(SELECTION)
╭──

Traveling With Little Tykes...Take 2




Tate napping on the fly at Yosemite Nat'l Park, June 2008
Where should you go?
Well, that’s easy? Where do you want to go?
To help decide this, it’s important to ask some questions to really know what location and type of trip you’re looking for. Before I share the questions we ask, I’m going to explain about the three types of trips.
  • Kid Centered Trip
    * This is a trip that is centered on what the kids want to do. This type of vacation is a lot of fun! Kid’s need and wants are more easily met, and your children will cherish the memories for a lifetime. When I think of a Kid Centered trip I think of Disneyland, or something similar. That said, I know of several people who go to Disneyland for an adult trip, and there is nothing wrong with either one.
    * One of the main advantages to a kid centered trip is that the kids are nearly always entertained!
    * Kid Centered Trips are usually based around some type of event or a special thing. It could be a soccer camp, water park, theme park, baseball tournament, etc.

╰──

(DATA)
╭──

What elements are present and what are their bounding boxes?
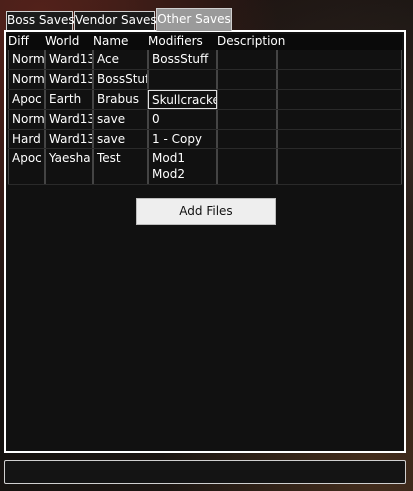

╰──

(TASK BRIEF)
Translate this sentence from the travel post into Spanish: "One of the main advantages to a kid centered trip is that the kids are nearly always entertained!" The material has no connection to the travel post.

(RESPONSE TO THE EXERCISE)
¡Una de las principales ventajas de un viaje centrado en los niños es que los niños casi siempre están entretenidos!